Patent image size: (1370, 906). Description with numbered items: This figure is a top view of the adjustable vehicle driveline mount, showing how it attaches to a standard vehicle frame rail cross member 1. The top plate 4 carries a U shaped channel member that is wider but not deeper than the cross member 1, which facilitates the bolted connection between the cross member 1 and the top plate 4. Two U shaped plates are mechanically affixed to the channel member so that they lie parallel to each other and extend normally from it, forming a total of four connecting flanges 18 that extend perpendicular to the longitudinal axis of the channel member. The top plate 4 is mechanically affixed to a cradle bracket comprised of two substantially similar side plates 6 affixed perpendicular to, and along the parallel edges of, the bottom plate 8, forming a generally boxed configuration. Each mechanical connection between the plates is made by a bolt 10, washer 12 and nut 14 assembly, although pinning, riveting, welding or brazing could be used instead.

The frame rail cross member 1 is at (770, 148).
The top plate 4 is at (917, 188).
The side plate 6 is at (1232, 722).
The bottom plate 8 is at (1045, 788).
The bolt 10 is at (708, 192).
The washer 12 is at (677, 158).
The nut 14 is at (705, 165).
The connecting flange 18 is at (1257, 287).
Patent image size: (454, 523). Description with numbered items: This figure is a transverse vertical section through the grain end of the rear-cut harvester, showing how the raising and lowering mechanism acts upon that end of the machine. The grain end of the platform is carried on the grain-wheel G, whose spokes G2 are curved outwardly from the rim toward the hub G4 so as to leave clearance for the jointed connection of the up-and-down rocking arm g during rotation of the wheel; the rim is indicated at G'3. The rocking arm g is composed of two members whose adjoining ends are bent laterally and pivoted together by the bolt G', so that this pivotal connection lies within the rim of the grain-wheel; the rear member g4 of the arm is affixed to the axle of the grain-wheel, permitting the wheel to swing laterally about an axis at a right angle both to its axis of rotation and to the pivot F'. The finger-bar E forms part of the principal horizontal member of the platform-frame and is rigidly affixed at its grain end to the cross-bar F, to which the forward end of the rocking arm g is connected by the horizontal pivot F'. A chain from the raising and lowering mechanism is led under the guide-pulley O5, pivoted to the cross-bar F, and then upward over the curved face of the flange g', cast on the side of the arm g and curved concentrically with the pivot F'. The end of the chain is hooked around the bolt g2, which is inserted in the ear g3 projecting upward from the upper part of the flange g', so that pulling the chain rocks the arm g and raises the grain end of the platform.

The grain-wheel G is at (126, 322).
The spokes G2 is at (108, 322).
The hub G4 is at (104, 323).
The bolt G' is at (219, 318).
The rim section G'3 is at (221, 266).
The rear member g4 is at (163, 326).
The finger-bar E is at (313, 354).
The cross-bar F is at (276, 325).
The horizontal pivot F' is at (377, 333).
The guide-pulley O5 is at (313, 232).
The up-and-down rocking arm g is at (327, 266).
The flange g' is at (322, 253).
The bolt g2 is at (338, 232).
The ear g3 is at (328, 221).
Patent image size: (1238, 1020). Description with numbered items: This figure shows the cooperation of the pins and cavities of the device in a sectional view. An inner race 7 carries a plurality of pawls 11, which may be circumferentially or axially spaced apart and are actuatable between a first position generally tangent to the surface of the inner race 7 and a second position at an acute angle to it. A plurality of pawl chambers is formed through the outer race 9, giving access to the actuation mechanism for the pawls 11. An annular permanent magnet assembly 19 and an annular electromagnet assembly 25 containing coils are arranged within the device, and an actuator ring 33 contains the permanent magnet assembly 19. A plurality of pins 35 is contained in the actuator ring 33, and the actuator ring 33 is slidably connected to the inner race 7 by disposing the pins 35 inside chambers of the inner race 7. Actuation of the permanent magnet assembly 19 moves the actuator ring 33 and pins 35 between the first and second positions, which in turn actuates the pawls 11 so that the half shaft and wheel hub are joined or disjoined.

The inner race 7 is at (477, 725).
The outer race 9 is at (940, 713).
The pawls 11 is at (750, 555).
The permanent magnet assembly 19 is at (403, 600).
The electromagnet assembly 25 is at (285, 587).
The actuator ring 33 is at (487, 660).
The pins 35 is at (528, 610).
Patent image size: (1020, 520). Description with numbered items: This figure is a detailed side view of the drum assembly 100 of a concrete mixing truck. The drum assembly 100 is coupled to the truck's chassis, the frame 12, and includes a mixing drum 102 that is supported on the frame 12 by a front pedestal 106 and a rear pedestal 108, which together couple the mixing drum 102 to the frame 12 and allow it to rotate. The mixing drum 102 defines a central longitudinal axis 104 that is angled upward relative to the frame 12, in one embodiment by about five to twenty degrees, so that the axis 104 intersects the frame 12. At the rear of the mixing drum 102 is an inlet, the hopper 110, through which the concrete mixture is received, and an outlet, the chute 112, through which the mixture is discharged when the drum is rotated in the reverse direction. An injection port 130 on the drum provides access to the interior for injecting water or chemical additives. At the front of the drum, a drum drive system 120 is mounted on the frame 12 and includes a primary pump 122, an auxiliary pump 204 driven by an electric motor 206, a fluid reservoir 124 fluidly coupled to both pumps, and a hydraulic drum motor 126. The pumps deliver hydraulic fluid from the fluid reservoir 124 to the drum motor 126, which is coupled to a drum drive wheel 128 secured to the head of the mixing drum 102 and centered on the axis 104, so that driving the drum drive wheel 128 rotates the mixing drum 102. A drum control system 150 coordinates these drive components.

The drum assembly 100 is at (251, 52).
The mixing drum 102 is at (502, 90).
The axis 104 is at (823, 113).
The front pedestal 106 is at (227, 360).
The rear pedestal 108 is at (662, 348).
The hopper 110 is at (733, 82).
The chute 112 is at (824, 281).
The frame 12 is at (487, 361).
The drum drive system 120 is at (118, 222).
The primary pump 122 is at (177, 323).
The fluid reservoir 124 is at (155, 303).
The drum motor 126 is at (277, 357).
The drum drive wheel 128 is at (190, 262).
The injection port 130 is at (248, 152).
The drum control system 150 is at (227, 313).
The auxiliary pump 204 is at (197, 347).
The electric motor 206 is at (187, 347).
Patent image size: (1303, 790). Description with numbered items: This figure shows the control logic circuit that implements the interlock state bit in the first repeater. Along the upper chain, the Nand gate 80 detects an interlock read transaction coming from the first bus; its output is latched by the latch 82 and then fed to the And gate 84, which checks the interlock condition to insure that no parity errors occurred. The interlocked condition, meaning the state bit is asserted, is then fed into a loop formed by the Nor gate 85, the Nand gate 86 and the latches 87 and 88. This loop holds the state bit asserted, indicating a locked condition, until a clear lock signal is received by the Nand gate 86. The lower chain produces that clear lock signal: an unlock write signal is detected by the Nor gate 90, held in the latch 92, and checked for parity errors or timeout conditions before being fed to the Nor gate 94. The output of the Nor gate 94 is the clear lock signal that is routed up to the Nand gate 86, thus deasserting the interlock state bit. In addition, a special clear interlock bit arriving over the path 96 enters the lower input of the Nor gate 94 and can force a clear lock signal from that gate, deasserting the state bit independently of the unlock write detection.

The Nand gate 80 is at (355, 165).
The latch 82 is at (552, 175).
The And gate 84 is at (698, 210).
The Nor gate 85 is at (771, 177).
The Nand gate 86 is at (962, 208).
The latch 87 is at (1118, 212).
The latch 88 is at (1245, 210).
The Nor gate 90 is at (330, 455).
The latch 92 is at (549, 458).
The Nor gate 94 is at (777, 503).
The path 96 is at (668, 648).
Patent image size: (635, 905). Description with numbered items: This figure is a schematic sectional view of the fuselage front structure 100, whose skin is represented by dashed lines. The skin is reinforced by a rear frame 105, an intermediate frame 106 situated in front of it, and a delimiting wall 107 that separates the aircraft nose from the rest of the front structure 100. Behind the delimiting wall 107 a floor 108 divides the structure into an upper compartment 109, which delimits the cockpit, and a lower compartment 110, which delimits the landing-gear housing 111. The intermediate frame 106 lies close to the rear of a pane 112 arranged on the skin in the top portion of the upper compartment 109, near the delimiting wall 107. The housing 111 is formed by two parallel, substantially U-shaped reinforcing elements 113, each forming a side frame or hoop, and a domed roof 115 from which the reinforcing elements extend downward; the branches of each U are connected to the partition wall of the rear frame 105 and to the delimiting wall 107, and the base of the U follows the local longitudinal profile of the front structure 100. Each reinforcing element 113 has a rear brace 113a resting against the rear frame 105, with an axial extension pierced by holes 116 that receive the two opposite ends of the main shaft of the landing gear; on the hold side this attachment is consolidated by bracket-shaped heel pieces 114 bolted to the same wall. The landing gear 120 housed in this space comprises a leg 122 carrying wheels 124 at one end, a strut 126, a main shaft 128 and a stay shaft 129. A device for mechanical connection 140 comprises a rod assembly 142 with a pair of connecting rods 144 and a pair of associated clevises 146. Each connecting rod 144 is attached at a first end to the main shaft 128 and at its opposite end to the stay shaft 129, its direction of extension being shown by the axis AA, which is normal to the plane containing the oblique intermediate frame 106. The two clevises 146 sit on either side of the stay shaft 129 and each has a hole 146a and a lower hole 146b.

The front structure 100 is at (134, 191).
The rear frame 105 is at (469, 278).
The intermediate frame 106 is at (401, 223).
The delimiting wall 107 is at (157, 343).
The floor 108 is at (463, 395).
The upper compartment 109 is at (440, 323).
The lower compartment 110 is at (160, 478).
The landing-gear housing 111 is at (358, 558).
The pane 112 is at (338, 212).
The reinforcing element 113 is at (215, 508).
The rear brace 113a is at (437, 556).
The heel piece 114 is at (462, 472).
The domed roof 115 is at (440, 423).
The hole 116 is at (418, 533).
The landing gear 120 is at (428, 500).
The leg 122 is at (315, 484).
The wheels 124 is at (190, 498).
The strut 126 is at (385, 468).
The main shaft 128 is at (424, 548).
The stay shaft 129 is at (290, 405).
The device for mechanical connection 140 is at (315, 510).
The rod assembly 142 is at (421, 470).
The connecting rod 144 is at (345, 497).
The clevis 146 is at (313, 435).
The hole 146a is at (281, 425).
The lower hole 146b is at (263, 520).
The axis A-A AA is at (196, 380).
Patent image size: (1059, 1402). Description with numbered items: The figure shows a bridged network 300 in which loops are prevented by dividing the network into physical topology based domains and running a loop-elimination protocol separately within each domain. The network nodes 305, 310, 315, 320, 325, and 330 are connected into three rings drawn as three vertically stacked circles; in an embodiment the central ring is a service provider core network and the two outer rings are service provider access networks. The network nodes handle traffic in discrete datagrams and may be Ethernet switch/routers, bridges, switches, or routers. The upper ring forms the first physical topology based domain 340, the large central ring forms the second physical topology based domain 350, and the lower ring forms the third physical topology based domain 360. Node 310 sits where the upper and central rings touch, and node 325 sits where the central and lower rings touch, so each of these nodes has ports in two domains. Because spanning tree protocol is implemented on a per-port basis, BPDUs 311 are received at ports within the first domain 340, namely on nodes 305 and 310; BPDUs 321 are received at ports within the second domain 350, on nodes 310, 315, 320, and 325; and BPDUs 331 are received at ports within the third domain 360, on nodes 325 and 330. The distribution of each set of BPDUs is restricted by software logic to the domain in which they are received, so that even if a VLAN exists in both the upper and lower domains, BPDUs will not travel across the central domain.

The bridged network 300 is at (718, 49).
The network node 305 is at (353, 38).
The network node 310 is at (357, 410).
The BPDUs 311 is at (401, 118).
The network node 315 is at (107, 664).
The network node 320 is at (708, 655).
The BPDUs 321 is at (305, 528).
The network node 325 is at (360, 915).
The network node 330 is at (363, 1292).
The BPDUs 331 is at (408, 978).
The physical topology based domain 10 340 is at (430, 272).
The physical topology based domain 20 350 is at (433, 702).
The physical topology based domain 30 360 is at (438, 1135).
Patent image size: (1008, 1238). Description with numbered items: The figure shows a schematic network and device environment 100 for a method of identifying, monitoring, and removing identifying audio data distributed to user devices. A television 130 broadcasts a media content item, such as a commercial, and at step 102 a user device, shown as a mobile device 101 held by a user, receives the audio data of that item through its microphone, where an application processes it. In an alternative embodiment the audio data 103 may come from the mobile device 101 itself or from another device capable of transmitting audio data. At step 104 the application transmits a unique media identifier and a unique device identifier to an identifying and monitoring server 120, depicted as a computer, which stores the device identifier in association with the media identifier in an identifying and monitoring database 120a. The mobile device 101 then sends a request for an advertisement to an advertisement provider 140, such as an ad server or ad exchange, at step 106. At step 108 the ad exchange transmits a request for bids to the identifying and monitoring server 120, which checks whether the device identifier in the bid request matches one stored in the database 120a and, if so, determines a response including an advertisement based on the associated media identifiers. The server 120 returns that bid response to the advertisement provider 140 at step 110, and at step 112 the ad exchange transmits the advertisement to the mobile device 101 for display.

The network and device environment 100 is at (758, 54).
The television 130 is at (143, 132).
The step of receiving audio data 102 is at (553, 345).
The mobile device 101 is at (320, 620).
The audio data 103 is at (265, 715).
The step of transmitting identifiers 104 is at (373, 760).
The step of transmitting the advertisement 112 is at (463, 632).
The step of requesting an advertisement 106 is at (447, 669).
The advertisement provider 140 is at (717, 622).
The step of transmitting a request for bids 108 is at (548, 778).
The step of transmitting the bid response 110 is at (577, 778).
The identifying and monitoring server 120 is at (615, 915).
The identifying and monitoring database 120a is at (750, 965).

====

→ TASK INSTRUCTIONS
Copy the stretch of the entries from their very beginning through the line containing "The top plate 4 is at (917, 188).", word for word, with both ends included.

→ WRITTEN ANSWER
Patent image size: (1370, 906). Description with numbered items: This figure is a top view of the adjustable vehicle driveline mount, showing how it attaches to a standard vehicle frame rail cross member 1. The top plate 4 carries a U shaped channel member that is wider but not deeper than the cross member 1, which facilitates the bolted connection between the cross member 1 and the top plate 4. Two U shaped plates are mechanically affixed to the channel member so that they lie parallel to each other and extend normally from it, forming a total of four connecting flanges 18 that extend perpendicular to the longitudinal axis of the channel member. The top plate 4 is mechanically affixed to a cradle bracket comprised of two substantially similar side plates 6 affixed perpendicular to, and along the parallel edges of, the bottom plate 8, forming a generally boxed configuration. Each mechanical connection between the plates is made by a bolt 10, washer 12 and nut 14 assembly, although pinning, riveting, welding or brazing could be used instead.

The frame rail cross member 1 is at (770, 148).
The top plate 4 is at (917, 188).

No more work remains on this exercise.